Records from a data collection
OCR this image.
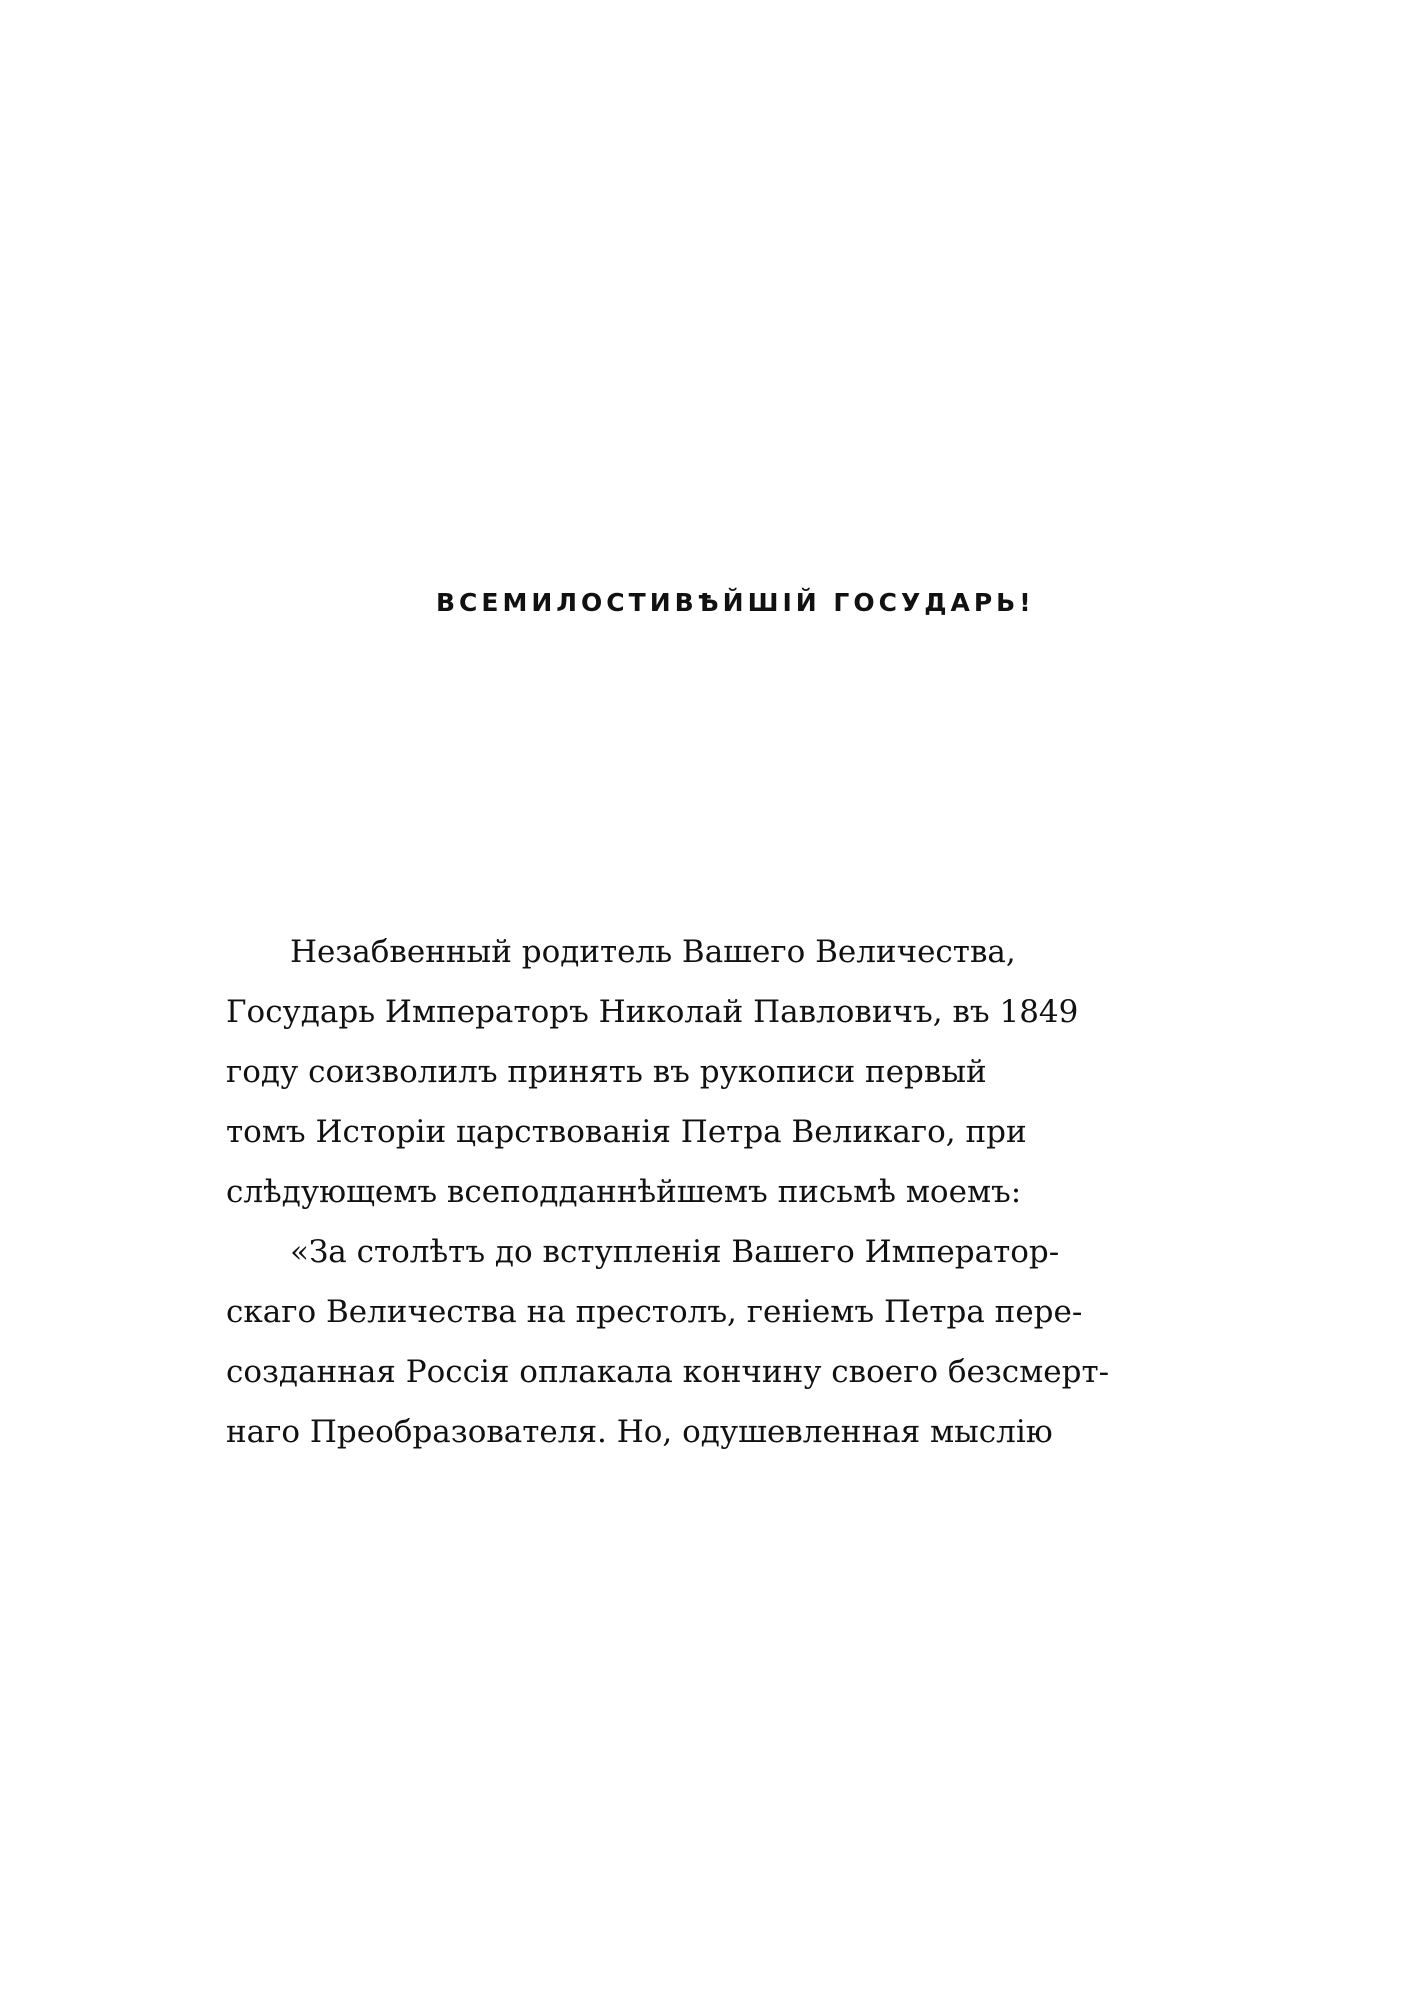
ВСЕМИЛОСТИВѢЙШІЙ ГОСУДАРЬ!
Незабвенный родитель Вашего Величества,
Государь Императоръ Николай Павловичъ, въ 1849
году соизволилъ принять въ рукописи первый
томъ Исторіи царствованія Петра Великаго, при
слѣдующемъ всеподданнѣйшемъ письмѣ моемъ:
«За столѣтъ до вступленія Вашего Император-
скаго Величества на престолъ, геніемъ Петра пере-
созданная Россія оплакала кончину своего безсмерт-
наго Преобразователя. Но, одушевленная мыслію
* * *
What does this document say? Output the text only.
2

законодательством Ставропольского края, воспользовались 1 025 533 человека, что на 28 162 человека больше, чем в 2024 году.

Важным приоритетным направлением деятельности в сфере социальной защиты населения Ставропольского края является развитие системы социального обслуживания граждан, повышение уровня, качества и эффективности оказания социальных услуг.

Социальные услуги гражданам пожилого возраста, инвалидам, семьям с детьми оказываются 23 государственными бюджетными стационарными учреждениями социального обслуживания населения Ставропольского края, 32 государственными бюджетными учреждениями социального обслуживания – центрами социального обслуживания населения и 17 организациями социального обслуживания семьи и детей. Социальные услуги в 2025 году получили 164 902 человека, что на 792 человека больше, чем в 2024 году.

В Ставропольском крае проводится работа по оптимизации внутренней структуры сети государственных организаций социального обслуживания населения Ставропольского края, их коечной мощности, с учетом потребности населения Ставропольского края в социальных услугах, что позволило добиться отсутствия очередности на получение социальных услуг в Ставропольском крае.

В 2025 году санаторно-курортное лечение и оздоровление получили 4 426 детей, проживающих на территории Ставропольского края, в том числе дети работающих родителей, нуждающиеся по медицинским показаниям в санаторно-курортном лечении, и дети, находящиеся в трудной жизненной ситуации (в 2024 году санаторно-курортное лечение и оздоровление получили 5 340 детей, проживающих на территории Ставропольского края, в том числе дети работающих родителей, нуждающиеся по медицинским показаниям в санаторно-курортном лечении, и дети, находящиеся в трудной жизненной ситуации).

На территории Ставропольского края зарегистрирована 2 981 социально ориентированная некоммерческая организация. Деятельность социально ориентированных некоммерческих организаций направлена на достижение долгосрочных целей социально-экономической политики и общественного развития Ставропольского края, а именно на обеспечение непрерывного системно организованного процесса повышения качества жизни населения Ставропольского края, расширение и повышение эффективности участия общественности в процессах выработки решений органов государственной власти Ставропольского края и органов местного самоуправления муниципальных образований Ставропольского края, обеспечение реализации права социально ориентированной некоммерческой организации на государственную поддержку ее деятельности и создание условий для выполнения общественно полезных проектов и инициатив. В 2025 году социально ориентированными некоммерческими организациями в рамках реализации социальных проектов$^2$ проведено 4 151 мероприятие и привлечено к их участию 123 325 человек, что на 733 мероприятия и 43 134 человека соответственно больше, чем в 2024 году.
---
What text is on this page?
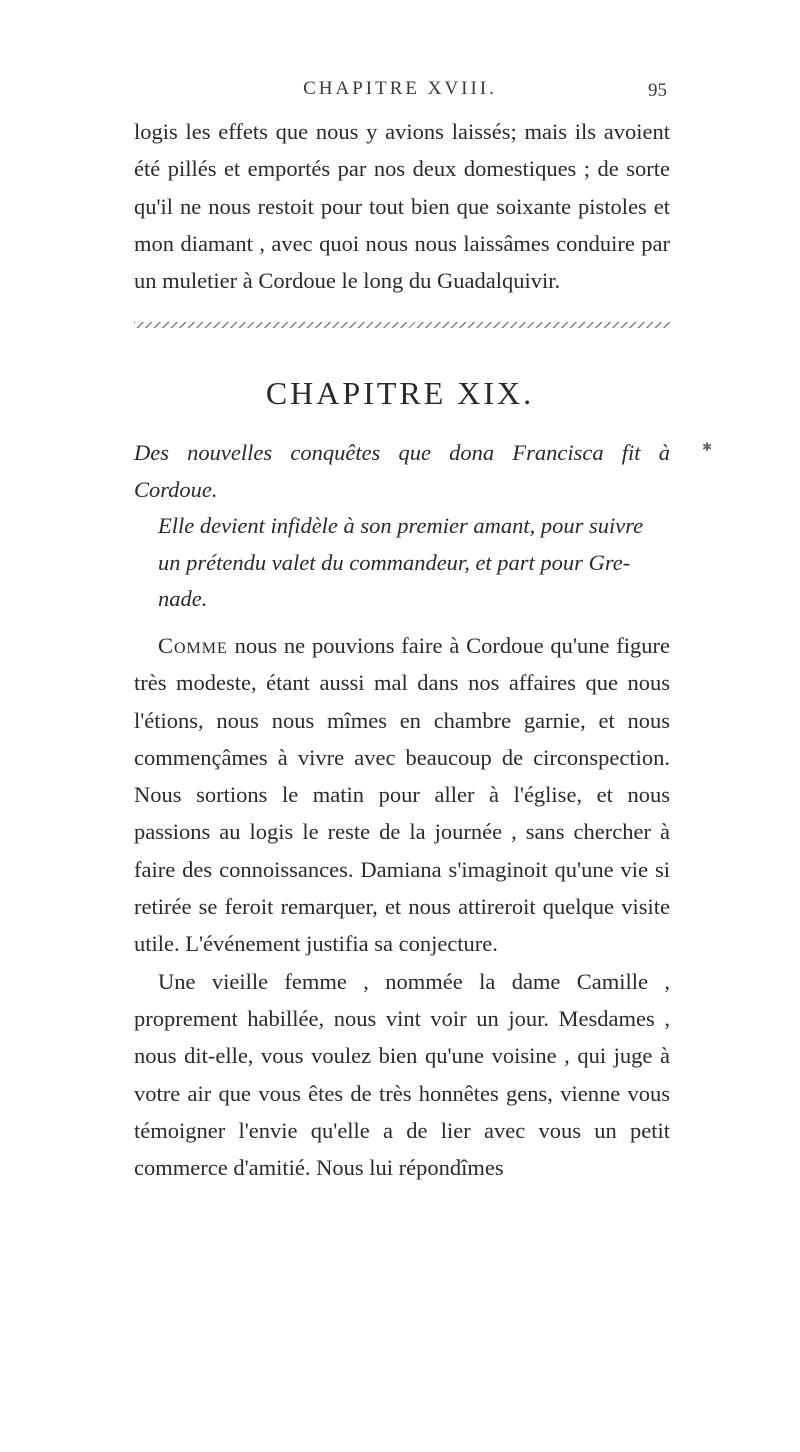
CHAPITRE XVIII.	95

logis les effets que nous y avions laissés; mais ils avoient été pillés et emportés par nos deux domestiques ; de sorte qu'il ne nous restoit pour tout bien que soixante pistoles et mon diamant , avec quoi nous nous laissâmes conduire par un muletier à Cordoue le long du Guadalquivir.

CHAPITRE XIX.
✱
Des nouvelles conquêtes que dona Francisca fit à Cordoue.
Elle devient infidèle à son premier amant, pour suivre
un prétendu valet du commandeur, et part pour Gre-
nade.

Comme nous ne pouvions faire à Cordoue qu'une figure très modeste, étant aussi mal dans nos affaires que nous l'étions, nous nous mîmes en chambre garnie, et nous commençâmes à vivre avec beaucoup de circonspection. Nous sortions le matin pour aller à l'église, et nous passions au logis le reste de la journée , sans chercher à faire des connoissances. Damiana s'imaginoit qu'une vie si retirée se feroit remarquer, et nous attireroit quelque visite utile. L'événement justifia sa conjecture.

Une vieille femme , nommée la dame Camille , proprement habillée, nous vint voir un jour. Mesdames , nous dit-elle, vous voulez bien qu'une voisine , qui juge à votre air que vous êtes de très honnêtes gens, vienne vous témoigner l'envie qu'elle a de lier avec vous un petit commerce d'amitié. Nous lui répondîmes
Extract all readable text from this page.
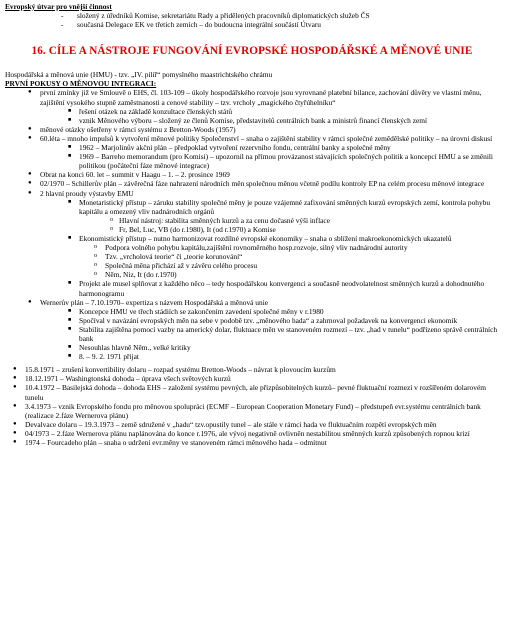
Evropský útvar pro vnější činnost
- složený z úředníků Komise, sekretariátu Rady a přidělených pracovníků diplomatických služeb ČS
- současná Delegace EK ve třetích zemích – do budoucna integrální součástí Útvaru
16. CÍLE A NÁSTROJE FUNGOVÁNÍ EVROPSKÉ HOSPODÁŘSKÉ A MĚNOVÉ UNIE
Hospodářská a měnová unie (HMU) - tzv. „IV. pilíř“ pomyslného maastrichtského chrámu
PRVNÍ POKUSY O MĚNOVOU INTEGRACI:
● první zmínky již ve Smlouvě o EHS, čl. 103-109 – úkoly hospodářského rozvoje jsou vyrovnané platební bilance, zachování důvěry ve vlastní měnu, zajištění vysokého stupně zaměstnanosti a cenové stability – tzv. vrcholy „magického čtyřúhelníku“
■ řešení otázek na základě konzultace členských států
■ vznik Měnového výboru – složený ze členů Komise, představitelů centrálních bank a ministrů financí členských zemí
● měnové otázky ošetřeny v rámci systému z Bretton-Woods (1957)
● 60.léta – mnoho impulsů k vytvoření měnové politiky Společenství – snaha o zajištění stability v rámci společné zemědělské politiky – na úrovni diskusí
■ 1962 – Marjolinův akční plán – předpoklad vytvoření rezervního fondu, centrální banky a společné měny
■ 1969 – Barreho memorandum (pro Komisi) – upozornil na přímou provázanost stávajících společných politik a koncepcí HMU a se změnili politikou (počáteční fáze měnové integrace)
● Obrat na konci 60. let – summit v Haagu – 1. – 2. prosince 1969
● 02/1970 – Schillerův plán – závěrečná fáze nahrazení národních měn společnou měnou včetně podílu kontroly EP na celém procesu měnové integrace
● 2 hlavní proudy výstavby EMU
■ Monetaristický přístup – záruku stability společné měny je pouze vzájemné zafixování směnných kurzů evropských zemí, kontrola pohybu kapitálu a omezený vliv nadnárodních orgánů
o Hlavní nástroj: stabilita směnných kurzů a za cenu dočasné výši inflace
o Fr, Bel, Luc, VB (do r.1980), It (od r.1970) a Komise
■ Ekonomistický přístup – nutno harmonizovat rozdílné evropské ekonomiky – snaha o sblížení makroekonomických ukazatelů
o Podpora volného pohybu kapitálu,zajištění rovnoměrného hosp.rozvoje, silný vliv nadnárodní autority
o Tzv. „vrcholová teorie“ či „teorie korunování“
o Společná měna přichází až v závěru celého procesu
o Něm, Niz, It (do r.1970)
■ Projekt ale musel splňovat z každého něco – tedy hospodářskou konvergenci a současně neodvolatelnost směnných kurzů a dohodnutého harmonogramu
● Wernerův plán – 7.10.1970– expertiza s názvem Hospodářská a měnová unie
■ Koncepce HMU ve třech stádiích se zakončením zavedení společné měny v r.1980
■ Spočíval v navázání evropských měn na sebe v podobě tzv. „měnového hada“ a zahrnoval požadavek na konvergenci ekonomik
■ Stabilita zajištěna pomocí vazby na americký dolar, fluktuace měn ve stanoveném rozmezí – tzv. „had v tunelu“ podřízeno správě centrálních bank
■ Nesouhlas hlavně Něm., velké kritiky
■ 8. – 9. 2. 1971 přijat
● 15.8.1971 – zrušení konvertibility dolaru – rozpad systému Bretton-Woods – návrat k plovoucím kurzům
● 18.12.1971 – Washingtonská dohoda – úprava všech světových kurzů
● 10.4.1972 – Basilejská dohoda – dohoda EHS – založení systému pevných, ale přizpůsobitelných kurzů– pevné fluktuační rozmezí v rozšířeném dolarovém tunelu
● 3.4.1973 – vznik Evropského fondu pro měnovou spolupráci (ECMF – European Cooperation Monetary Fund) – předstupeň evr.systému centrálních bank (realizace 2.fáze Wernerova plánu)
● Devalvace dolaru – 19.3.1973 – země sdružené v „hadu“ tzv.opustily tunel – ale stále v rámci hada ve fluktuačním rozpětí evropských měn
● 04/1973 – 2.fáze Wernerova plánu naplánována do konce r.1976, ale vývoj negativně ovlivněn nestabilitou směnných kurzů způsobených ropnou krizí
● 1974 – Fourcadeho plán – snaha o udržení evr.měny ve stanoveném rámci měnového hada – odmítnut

*TASK DESCRIPTION*: Search the lines above for the string "Hospodářská" and copy each line that has it.

*OUTPUT OF THE TASK*:
Hospodářská a měnová unie (HMU) - tzv. „IV. pilíř“ pomyslného maastrichtského chrámu
● Wernerův plán – 7.10.1970– expertiza s názvem Hospodářská a měnová unie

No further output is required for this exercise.